[Data start]

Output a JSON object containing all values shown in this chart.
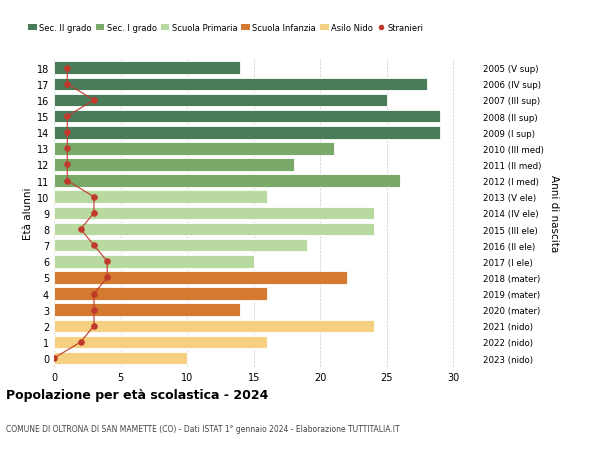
{
  "ages": [
    18,
    17,
    16,
    15,
    14,
    13,
    12,
    11,
    10,
    9,
    8,
    7,
    6,
    5,
    4,
    3,
    2,
    1,
    0
  ],
  "years": [
    "2005 (V sup)",
    "2006 (IV sup)",
    "2007 (III sup)",
    "2008 (II sup)",
    "2009 (I sup)",
    "2010 (III med)",
    "2011 (II med)",
    "2012 (I med)",
    "2013 (V ele)",
    "2014 (IV ele)",
    "2015 (III ele)",
    "2016 (II ele)",
    "2017 (I ele)",
    "2018 (mater)",
    "2019 (mater)",
    "2020 (mater)",
    "2021 (nido)",
    "2022 (nido)",
    "2023 (nido)"
  ],
  "bar_values": [
    14,
    28,
    25,
    29,
    29,
    21,
    18,
    26,
    16,
    24,
    24,
    19,
    15,
    22,
    16,
    14,
    24,
    16,
    10
  ],
  "stranieri": [
    1,
    1,
    3,
    1,
    1,
    1,
    1,
    1,
    3,
    3,
    2,
    3,
    4,
    4,
    3,
    3,
    3,
    2,
    0
  ],
  "bar_colors": [
    "#4a7c59",
    "#4a7c59",
    "#4a7c59",
    "#4a7c59",
    "#4a7c59",
    "#7aaa6a",
    "#7aaa6a",
    "#7aaa6a",
    "#b8d9a0",
    "#b8d9a0",
    "#b8d9a0",
    "#b8d9a0",
    "#b8d9a0",
    "#d47a30",
    "#d47a30",
    "#d47a30",
    "#f5d080",
    "#f5d080",
    "#f5d080"
  ],
  "legend_labels": [
    "Sec. II grado",
    "Sec. I grado",
    "Scuola Primaria",
    "Scuola Infanzia",
    "Asilo Nido",
    "Stranieri"
  ],
  "legend_colors": [
    "#4a7c59",
    "#7aaa6a",
    "#b8d9a0",
    "#d47a30",
    "#f5d080",
    "#c0392b"
  ],
  "title": "Popolazione per età scolastica - 2024",
  "subtitle": "COMUNE DI OLTRONA DI SAN MAMETTE (CO) - Dati ISTAT 1° gennaio 2024 - Elaborazione TUTTITALIA.IT",
  "ylabel_left": "Età alunni",
  "ylabel_right": "Anni di nascita",
  "stranieri_color": "#c0392b",
  "line_color": "#c0392b",
  "bg_color": "#ffffff",
  "xlim": [
    0,
    32
  ],
  "grid_color": "#cccccc"
}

[Data end]

Repeat each record exactly, with the pictures left out.

Output a JSON object containing all values shown in this chart.
{
  "ages": [
    18,
    17,
    16,
    15,
    14,
    13,
    12,
    11,
    10,
    9,
    8,
    7,
    6,
    5,
    4,
    3,
    2,
    1,
    0
  ],
  "years": [
    "2005 (V sup)",
    "2006 (IV sup)",
    "2007 (III sup)",
    "2008 (II sup)",
    "2009 (I sup)",
    "2010 (III med)",
    "2011 (II med)",
    "2012 (I med)",
    "2013 (V ele)",
    "2014 (IV ele)",
    "2015 (III ele)",
    "2016 (II ele)",
    "2017 (I ele)",
    "2018 (mater)",
    "2019 (mater)",
    "2020 (mater)",
    "2021 (nido)",
    "2022 (nido)",
    "2023 (nido)"
  ],
  "bar_values": [
    14,
    28,
    25,
    29,
    29,
    21,
    18,
    26,
    16,
    24,
    24,
    19,
    15,
    22,
    16,
    14,
    24,
    16,
    10
  ],
  "stranieri": [
    1,
    1,
    3,
    1,
    1,
    1,
    1,
    1,
    3,
    3,
    2,
    3,
    4,
    4,
    3,
    3,
    3,
    2,
    0
  ],
  "bar_colors": [
    "#4a7c59",
    "#4a7c59",
    "#4a7c59",
    "#4a7c59",
    "#4a7c59",
    "#7aaa6a",
    "#7aaa6a",
    "#7aaa6a",
    "#b8d9a0",
    "#b8d9a0",
    "#b8d9a0",
    "#b8d9a0",
    "#b8d9a0",
    "#d47a30",
    "#d47a30",
    "#d47a30",
    "#f5d080",
    "#f5d080",
    "#f5d080"
  ],
  "legend_labels": [
    "Sec. II grado",
    "Sec. I grado",
    "Scuola Primaria",
    "Scuola Infanzia",
    "Asilo Nido",
    "Stranieri"
  ],
  "legend_colors": [
    "#4a7c59",
    "#7aaa6a",
    "#b8d9a0",
    "#d47a30",
    "#f5d080",
    "#c0392b"
  ],
  "title": "Popolazione per età scolastica - 2024",
  "subtitle": "COMUNE DI OLTRONA DI SAN MAMETTE (CO) - Dati ISTAT 1° gennaio 2024 - Elaborazione TUTTITALIA.IT",
  "ylabel_left": "Età alunni",
  "ylabel_right": "Anni di nascita",
  "stranieri_color": "#c0392b",
  "line_color": "#c0392b",
  "bg_color": "#ffffff",
  "xlim": [
    0,
    32
  ],
  "grid_color": "#cccccc"
}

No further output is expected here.